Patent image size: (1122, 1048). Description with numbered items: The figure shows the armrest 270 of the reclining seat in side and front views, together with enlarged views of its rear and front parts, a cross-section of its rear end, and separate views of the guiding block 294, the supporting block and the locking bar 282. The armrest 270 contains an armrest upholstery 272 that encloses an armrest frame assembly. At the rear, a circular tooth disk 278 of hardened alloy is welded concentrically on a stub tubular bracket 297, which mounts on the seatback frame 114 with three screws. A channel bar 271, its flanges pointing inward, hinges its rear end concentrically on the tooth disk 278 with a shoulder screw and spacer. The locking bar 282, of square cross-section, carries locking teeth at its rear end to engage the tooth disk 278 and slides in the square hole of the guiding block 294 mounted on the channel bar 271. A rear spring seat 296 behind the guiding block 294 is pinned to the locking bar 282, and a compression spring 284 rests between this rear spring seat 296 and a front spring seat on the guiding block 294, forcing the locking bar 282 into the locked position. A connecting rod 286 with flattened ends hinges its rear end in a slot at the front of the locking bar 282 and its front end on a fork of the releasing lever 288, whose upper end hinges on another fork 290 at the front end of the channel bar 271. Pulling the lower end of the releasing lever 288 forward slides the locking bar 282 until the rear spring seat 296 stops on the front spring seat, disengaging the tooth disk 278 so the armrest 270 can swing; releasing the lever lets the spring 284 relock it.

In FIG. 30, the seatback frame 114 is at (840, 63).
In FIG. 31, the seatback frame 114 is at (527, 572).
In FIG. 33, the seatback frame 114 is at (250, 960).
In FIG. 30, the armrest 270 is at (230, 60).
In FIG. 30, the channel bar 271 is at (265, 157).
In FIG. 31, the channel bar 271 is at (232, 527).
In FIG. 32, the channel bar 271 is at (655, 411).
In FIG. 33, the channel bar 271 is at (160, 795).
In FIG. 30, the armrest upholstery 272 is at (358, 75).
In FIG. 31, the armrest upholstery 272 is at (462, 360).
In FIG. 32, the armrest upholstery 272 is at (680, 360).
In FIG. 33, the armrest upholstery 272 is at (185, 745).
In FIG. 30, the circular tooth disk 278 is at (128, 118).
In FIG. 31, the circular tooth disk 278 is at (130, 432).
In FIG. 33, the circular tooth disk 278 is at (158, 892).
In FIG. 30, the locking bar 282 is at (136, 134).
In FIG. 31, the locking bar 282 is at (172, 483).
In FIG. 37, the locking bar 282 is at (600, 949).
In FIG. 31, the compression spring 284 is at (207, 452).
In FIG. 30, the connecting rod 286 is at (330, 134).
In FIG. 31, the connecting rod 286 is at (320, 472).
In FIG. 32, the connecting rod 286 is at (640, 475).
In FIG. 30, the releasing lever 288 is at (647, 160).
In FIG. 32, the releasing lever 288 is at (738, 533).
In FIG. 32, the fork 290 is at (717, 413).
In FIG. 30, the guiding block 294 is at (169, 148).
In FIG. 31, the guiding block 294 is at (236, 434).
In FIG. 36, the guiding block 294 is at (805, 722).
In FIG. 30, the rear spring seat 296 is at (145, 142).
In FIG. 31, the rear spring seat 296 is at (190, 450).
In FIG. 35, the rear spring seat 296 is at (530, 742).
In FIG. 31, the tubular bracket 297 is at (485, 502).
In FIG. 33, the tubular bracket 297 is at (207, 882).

• _Given exercise_
Could you reproduce all the items above with "reclining seat" changed to "reclining chair" and nothing else altered?

• _Output of the task_
Patent image size: (1122, 1048). Description with numbered items: The figure shows the armrest 270 of the reclining chair in side and front views, together with enlarged views of its rear and front parts, a cross-section of its rear end, and separate views of the guiding block 294, the supporting block and the locking bar 282. The armrest 270 contains an armrest upholstery 272 that encloses an armrest frame assembly. At the rear, a circular tooth disk 278 of hardened alloy is welded concentrically on a stub tubular bracket 297, which mounts on the seatback frame 114 with three screws. A channel bar 271, its flanges pointing inward, hinges its rear end concentrically on the tooth disk 278 with a shoulder screw and spacer. The locking bar 282, of square cross-section, carries locking teeth at its rear end to engage the tooth disk 278 and slides in the square hole of the guiding block 294 mounted on the channel bar 271. A rear spring seat 296 behind the guiding block 294 is pinned to the locking bar 282, and a compression spring 284 rests between this rear spring seat 296 and a front spring seat on the guiding block 294, forcing the locking bar 282 into the locked position. A connecting rod 286 with flattened ends hinges its rear end in a slot at the front of the locking bar 282 and its front end on a fork of the releasing lever 288, whose upper end hinges on another fork 290 at the front end of the channel bar 271. Pulling the lower end of the releasing lever 288 forward slides the locking bar 282 until the rear spring seat 296 stops on the front spring seat, disengaging the tooth disk 278 so the armrest 270 can swing; releasing the lever lets the spring 284 relock it.

In FIG. 30, the seatback frame 114 is at (840, 63).
In FIG. 31, the seatback frame 114 is at (527, 572).
In FIG. 33, the seatback frame 114 is at (250, 960).
In FIG. 30, the armrest 270 is at (230, 60).
In FIG. 30, the channel bar 271 is at (265, 157).
In FIG. 31, the channel bar 271 is at (232, 527).
In FIG. 32, the channel bar 271 is at (655, 411).
In FIG. 33, the channel bar 271 is at (160, 795).
In FIG. 30, the armrest upholstery 272 is at (358, 75).
In FIG. 31, the armrest upholstery 272 is at (462, 360).
In FIG. 32, the armrest upholstery 272 is at (680, 360).
In FIG. 33, the armrest upholstery 272 is at (185, 745).
In FIG. 30, the circular tooth disk 278 is at (128, 118).
In FIG. 31, the circular tooth disk 278 is at (130, 432).
In FIG. 33, the circular tooth disk 278 is at (158, 892).
In FIG. 30, the locking bar 282 is at (136, 134).
In FIG. 31, the locking bar 282 is at (172, 483).
In FIG. 37, the locking bar 282 is at (600, 949).
In FIG. 31, the compression spring 284 is at (207, 452).
In FIG. 30, the connecting rod 286 is at (330, 134).
In FIG. 31, the connecting rod 286 is at (320, 472).
In FIG. 32, the connecting rod 286 is at (640, 475).
In FIG. 30, the releasing lever 288 is at (647, 160).
In FIG. 32, the releasing lever 288 is at (738, 533).
In FIG. 32, the fork 290 is at (717, 413).
In FIG. 30, the guiding block 294 is at (169, 148).
In FIG. 31, the guiding block 294 is at (236, 434).
In FIG. 36, the guiding block 294 is at (805, 722).
In FIG. 30, the rear spring seat 296 is at (145, 142).
In FIG. 31, the rear spring seat 296 is at (190, 450).
In FIG. 35, the rear spring seat 296 is at (530, 742).
In FIG. 31, the tubular bracket 297 is at (485, 502).
In FIG. 33, the tubular bracket 297 is at (207, 882).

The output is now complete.